Required task:
Tally the lines that include "odbywającego". Output the number only.

Given records:
——

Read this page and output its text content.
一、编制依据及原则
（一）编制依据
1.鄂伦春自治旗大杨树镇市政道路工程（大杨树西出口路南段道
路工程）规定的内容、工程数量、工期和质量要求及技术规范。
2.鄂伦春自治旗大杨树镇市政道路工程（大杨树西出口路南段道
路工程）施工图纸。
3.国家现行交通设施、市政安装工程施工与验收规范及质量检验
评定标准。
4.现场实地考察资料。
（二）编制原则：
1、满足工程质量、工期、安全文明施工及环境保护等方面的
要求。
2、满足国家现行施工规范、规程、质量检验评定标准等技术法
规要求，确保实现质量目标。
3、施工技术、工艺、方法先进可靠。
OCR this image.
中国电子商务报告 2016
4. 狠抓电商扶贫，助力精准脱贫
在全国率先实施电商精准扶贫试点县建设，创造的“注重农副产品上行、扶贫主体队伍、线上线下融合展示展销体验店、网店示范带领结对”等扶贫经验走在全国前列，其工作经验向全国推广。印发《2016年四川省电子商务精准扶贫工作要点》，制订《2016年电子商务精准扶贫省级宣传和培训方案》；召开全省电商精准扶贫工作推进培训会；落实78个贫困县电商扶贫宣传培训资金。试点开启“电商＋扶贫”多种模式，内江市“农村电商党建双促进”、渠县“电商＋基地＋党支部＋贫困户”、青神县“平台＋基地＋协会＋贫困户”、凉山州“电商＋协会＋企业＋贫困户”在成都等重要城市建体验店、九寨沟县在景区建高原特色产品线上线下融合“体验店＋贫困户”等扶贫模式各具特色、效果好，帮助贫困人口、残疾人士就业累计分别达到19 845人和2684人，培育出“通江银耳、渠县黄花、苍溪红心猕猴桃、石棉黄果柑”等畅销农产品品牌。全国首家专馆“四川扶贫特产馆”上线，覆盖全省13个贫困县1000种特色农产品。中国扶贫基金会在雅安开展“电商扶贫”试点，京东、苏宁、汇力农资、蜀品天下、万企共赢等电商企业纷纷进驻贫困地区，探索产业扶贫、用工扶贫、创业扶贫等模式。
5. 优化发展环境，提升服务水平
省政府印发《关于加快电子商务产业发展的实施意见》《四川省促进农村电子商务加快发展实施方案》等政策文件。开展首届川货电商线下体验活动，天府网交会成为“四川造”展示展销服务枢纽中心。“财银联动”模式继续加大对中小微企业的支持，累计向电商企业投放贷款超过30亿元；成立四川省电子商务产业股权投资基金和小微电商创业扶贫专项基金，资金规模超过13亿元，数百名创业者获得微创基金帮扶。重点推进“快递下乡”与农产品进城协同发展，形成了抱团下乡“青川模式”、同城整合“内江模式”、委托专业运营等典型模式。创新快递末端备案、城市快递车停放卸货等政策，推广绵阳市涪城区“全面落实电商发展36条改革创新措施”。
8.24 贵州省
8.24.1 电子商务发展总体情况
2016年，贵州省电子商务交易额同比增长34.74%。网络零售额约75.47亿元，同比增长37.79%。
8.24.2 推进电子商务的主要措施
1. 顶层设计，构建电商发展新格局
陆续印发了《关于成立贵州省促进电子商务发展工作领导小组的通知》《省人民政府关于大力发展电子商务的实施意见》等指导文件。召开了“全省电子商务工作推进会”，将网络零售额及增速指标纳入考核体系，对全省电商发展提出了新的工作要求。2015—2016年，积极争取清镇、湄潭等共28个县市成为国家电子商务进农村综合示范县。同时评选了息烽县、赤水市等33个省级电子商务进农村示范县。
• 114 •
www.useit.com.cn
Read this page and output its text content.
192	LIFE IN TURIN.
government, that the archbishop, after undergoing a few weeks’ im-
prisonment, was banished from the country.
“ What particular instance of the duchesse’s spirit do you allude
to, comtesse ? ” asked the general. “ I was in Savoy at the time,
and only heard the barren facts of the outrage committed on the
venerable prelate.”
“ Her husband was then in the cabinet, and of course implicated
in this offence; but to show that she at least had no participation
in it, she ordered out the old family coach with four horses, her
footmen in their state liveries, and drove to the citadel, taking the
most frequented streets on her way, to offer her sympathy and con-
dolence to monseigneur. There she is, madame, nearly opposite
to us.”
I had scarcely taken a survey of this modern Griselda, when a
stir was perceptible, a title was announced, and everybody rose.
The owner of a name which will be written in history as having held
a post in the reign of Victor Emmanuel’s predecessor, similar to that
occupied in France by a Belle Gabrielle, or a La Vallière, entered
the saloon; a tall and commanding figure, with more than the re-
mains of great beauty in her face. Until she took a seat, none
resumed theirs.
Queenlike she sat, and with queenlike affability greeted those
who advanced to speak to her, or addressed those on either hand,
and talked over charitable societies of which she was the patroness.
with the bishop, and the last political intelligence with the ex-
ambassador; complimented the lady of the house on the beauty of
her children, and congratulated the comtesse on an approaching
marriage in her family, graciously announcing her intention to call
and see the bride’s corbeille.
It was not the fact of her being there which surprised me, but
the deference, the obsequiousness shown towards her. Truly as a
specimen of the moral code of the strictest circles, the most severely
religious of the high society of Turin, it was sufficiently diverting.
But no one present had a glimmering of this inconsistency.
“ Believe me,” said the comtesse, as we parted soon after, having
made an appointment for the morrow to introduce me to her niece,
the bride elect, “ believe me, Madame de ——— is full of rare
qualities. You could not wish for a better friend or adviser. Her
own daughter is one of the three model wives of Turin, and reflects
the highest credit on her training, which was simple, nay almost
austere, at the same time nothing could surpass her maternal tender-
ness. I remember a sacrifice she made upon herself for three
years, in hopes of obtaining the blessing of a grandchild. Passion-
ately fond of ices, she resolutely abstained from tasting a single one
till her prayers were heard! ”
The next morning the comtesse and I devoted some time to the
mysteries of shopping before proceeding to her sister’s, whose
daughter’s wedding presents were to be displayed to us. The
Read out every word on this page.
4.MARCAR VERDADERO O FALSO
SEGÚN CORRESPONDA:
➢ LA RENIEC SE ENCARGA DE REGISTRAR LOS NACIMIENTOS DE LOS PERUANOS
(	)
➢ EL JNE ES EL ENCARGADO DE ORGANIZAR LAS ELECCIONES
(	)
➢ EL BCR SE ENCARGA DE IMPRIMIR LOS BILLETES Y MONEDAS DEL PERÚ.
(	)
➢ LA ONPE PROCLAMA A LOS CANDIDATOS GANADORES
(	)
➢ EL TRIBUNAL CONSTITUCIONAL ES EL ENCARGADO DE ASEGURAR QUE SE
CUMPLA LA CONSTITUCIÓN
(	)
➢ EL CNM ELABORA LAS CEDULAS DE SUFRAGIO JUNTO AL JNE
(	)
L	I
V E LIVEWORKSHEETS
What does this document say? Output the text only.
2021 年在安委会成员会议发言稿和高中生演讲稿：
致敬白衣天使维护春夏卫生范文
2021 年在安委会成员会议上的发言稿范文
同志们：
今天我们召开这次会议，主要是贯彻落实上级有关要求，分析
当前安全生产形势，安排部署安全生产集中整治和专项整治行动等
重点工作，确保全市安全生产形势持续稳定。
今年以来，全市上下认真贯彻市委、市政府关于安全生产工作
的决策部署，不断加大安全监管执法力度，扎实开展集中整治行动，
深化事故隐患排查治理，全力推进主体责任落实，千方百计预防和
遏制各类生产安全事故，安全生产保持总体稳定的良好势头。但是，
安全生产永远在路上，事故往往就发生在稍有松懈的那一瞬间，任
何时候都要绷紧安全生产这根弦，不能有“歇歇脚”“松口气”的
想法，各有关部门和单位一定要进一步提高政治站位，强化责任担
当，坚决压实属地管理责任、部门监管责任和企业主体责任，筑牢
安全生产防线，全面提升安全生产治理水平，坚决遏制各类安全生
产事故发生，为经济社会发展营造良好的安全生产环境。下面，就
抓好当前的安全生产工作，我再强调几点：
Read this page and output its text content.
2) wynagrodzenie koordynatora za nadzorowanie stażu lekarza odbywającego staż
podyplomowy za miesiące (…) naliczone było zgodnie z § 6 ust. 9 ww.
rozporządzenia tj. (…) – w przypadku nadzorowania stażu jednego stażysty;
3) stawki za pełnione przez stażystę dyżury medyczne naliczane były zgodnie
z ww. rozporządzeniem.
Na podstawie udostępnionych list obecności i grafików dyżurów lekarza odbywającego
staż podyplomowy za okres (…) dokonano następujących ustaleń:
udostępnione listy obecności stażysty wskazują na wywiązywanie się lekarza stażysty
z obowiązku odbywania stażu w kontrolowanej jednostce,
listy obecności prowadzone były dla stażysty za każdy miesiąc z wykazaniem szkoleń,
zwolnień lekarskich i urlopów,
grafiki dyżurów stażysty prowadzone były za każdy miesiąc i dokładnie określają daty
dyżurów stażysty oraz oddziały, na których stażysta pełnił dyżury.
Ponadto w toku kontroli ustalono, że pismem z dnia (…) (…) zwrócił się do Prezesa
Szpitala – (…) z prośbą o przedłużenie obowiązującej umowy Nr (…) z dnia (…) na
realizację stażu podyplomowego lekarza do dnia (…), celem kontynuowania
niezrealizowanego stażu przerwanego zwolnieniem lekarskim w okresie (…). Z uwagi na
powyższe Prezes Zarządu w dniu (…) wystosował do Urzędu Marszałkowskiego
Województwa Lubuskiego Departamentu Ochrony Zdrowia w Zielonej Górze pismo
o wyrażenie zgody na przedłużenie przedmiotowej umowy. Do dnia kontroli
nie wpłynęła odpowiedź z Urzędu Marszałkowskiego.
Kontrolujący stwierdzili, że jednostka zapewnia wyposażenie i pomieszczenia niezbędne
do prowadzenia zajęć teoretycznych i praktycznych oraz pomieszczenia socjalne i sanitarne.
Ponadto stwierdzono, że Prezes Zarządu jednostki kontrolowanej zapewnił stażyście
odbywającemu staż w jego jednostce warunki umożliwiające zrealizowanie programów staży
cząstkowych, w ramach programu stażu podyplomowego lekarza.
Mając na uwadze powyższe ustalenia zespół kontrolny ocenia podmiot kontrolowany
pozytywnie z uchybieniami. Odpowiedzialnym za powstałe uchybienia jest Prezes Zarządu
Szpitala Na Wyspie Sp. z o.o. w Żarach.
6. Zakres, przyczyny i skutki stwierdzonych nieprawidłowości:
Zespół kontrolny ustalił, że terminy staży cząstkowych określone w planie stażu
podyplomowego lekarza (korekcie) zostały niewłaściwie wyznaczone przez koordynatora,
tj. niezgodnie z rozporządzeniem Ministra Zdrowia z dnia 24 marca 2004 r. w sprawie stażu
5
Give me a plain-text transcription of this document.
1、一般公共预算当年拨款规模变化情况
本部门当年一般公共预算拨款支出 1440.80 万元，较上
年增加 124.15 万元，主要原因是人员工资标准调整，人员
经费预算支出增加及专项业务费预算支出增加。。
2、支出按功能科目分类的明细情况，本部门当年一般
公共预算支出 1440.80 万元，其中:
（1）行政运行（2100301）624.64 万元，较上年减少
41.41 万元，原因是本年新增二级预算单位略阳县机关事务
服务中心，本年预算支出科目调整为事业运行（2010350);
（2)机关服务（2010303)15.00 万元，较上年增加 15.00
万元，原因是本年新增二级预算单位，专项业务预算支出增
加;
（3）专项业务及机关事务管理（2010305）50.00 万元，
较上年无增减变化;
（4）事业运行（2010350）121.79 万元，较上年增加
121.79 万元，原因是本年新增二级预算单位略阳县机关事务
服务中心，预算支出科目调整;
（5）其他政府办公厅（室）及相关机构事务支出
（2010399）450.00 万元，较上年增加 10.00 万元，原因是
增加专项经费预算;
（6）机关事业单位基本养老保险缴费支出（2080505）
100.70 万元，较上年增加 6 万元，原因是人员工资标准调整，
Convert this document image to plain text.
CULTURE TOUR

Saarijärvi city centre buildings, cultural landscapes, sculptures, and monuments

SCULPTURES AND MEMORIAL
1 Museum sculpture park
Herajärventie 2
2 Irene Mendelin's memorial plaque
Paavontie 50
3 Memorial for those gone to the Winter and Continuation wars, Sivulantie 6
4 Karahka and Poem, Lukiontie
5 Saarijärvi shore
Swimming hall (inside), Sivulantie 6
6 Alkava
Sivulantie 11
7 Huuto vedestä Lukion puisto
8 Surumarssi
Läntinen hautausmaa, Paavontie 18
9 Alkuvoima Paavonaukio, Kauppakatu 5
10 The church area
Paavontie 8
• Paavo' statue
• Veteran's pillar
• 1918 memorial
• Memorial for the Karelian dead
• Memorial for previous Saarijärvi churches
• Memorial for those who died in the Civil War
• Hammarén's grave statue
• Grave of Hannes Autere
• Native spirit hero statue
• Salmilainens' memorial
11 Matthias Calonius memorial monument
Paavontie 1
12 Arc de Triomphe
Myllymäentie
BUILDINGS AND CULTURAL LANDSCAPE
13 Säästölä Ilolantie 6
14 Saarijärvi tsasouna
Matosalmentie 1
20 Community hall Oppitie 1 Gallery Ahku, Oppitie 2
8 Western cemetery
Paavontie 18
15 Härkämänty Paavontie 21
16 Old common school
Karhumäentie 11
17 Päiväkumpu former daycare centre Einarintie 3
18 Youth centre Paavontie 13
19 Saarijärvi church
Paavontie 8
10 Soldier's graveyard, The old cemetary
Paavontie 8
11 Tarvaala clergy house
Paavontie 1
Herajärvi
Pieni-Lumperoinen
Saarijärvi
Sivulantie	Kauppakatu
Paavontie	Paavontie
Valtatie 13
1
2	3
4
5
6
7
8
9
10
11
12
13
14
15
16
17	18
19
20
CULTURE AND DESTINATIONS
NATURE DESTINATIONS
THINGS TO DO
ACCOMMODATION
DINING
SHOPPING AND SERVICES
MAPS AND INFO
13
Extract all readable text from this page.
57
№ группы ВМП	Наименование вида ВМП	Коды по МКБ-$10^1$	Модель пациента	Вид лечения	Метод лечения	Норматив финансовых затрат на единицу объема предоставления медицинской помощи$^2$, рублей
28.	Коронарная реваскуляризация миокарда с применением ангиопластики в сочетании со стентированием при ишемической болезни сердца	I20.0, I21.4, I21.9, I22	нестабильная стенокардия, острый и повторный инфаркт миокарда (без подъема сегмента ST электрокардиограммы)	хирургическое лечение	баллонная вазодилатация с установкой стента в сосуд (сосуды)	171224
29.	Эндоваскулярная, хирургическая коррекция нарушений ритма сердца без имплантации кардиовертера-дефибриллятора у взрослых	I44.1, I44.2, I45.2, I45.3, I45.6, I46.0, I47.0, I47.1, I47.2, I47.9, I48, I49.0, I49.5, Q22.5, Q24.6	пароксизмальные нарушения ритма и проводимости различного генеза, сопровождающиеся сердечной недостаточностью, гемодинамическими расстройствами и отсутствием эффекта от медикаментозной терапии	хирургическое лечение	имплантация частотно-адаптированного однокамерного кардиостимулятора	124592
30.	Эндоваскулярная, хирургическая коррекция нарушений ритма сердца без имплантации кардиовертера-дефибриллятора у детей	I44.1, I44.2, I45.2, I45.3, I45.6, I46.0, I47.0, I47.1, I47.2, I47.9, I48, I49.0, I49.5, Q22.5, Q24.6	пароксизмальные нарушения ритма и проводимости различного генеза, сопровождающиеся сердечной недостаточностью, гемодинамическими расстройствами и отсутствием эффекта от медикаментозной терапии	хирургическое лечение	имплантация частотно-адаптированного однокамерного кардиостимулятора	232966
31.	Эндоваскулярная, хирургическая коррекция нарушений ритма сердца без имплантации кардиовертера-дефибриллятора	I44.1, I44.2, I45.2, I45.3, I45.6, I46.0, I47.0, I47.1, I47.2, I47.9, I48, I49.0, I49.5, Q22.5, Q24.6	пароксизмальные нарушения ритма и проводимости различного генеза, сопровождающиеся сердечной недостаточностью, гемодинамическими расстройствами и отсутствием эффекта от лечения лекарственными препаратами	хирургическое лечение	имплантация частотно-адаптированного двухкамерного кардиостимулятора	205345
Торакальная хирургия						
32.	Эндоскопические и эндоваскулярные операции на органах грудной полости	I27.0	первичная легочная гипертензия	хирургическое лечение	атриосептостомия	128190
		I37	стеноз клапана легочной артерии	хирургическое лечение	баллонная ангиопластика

——

Problem solution:
2